• Texto de estudo:
------------------------------------------------------------

A polémica da “obrigação de instalar a app”
Uma das “facadas” na aplicação foi quando António Costa colocou na mesa o seu uso obrigatório durante o estado de calamidade, propondo depois multas até 500 euros para quem não a utilizasse, mesmo que depois afirmasse que “ninguém iria fazer revistas” para confirmar quem a tinha instalado. A iniciativa fez estalar o verniz com reações negativas, acusações de ser inconstitucional, antiética e antidemocrática, não demorando muitos dias para que o Primeiro-ministro recuasse nas decisões de a tornar obrigatória. “No entanto, os proponentes da app insistiram em culpar os médicos, uma classe profissional profundamente agastada pela crise pandémica e, concluímos, sem qualquer responsabilidade no fracasso da aplicação”, destaca a D3 sobre o assunto.
A associação acusa ainda a Google e a Apple de substituir os Estados na definição da arquitetura de uma medida de saúde pública, naquele que diz ser um precedente preocupante “na medida que constitui uma efetiva privatização de uma parte importante dos esforços de combate à pandemia”. A versão portuguesa da aplicação foi desenvolvida pela INESC TEC baseado na API criada pelas gigantes tecnológicas.
A D3 recorda ainda o episódio da falha de segurança grave nos equipamentos Android, que permitia o acesso indevido a dados pessoais dos utilizadores. Uma vulnerabilidade descoberta no final de abril e que esteve ativa ao longo de quase todo o ciclo de vida da app, levando a associação a pedir que se suspendesse imediatamente a aplicação Stayaway Covid. “A Google tinha conhecimento dessa falha, meses antes da sua descoberta por parte de investigadores independentes. Não há nota de qualquer auditoria ou investigação por parte do Governo ou outra autoridade, e a CNPD havia alertado para o risco deste cenário antes até do lançamento da aplicação”, reforça a associação.

------------------------------------------------------------

• Dados brutos:
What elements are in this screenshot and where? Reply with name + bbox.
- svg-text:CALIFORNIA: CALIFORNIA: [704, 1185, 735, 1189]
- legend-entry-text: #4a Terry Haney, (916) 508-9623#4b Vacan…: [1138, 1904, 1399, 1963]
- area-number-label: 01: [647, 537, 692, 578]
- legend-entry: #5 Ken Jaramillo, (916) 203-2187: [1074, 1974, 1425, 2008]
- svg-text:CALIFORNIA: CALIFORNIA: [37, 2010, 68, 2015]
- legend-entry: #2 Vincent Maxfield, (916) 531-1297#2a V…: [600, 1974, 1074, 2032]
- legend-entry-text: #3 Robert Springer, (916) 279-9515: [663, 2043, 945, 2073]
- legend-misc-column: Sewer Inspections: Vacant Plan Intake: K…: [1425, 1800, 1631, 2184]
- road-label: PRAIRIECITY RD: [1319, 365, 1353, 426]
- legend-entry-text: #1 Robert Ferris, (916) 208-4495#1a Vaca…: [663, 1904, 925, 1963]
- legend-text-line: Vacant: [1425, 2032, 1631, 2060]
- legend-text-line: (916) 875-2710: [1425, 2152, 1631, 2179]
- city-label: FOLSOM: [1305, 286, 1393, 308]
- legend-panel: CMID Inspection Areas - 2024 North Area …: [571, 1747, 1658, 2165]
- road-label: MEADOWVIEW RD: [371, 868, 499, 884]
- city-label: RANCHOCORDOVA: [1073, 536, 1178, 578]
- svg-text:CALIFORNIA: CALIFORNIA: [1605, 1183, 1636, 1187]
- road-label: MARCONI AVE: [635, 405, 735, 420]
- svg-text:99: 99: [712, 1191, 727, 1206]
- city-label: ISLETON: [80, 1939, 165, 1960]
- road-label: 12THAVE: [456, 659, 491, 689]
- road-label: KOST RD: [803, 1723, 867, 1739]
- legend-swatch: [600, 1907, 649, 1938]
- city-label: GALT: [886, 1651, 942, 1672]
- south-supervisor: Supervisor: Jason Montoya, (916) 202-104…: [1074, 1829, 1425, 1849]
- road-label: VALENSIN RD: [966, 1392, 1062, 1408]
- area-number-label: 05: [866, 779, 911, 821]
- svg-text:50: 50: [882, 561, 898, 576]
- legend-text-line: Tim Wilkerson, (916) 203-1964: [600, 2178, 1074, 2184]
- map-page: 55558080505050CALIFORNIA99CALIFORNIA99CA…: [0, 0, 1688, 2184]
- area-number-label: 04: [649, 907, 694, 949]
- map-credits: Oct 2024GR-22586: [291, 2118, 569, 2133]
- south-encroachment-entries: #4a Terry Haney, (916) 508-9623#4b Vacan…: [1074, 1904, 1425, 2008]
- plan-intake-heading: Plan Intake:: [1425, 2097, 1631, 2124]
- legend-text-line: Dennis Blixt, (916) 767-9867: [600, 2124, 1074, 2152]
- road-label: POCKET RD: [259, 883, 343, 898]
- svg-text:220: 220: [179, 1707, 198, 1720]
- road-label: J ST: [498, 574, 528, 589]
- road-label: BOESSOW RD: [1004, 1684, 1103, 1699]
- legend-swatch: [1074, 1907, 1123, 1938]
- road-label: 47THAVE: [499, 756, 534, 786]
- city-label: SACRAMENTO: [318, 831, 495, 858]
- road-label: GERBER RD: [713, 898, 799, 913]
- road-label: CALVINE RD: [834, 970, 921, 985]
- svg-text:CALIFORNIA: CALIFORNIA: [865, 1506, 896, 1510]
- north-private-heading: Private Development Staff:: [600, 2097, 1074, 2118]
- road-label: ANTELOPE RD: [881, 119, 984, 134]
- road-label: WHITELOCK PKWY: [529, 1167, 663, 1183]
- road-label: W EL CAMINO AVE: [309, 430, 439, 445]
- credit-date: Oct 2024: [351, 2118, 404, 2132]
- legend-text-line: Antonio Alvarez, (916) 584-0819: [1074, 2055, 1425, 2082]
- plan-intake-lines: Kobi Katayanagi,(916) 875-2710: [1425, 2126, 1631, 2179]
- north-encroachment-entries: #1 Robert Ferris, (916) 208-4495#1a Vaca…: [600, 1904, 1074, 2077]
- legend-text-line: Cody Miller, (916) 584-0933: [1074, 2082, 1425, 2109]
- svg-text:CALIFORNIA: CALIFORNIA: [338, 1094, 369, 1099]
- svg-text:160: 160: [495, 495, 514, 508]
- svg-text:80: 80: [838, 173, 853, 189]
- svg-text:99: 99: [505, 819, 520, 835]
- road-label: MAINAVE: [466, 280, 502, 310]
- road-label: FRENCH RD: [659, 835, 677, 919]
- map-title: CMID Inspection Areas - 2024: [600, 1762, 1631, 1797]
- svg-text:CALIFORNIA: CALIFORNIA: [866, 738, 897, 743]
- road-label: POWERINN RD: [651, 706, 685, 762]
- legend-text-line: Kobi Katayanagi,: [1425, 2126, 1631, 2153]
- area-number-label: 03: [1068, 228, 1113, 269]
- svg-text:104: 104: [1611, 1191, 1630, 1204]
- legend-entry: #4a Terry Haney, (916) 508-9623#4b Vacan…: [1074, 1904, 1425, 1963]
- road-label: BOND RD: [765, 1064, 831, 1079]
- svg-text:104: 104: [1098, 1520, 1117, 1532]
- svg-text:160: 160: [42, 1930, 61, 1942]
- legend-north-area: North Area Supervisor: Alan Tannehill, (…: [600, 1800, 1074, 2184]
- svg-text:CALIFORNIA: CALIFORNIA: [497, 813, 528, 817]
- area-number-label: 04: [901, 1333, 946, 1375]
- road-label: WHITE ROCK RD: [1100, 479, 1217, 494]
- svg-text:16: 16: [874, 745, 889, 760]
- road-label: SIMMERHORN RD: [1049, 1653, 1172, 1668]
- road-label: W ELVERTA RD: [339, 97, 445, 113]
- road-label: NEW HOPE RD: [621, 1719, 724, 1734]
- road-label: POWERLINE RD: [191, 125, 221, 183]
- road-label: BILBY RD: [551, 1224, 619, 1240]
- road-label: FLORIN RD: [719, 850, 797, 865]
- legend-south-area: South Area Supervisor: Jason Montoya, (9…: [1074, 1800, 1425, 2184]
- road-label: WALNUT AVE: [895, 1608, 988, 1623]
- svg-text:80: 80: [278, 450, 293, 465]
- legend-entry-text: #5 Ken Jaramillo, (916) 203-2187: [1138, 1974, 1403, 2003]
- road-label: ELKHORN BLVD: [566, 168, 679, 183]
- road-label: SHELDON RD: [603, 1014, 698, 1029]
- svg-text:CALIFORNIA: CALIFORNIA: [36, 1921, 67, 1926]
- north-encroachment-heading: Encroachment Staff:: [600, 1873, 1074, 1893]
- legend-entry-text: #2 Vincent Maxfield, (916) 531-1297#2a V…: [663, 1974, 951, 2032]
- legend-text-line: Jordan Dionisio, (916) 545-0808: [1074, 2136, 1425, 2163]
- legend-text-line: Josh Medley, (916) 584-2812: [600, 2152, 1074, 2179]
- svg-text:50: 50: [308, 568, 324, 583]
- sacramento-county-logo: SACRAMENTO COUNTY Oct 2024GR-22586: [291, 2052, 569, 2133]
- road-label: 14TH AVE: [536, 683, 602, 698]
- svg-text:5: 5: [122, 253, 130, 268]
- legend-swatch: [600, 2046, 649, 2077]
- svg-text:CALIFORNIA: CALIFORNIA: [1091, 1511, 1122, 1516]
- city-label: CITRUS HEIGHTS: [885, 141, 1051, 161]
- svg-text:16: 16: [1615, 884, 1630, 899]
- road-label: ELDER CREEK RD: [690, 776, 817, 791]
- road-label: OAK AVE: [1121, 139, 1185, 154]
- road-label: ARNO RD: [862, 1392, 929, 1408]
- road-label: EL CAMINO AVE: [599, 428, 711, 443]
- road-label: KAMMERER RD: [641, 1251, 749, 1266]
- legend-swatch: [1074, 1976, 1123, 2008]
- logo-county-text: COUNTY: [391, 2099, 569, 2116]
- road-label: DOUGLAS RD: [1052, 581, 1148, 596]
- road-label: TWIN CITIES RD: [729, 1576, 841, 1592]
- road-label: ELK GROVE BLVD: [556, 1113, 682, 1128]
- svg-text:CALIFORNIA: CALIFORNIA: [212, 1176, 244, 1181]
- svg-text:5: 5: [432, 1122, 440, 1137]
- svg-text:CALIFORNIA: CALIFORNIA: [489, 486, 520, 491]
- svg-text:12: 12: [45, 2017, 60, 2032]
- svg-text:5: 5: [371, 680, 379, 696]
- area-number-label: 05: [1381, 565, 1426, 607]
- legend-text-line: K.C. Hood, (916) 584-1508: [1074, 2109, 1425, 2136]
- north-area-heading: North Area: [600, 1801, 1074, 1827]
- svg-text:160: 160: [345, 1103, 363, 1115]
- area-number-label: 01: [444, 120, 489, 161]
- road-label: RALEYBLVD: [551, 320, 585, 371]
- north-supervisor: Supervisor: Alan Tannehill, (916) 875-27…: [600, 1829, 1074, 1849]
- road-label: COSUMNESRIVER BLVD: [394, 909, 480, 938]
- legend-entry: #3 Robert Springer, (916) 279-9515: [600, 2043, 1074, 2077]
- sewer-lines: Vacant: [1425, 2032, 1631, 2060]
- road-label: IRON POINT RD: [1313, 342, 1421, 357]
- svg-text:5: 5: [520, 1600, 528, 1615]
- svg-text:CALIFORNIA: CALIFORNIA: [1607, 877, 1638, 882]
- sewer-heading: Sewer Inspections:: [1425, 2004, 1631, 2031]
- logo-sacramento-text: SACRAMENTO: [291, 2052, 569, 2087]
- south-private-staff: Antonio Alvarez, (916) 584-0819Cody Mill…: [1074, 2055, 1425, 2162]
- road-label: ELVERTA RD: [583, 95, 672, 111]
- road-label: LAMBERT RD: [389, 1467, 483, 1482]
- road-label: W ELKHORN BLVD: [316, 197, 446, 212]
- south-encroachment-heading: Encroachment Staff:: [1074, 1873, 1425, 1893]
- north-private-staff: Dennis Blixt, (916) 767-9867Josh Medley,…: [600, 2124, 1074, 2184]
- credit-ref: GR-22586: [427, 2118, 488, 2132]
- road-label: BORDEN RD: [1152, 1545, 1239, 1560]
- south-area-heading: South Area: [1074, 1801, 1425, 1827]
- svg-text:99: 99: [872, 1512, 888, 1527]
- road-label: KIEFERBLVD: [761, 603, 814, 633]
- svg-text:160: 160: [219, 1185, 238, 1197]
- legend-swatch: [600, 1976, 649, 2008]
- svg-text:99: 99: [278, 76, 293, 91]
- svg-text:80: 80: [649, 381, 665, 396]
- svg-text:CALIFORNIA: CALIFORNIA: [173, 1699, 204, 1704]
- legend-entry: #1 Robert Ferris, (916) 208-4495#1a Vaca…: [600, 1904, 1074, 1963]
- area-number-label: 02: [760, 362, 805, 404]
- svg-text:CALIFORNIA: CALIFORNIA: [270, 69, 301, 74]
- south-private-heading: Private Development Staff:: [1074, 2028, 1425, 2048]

------------------------------------------------------------

• Ação necessária: No texto sobre a app Stayaway Covid, qual era o valor máximo das multas propostas para quem não utilizasse a aplicação? As linhas não têm qualquer relação com o texto.

• Resposta do exercício: Até 500 euros.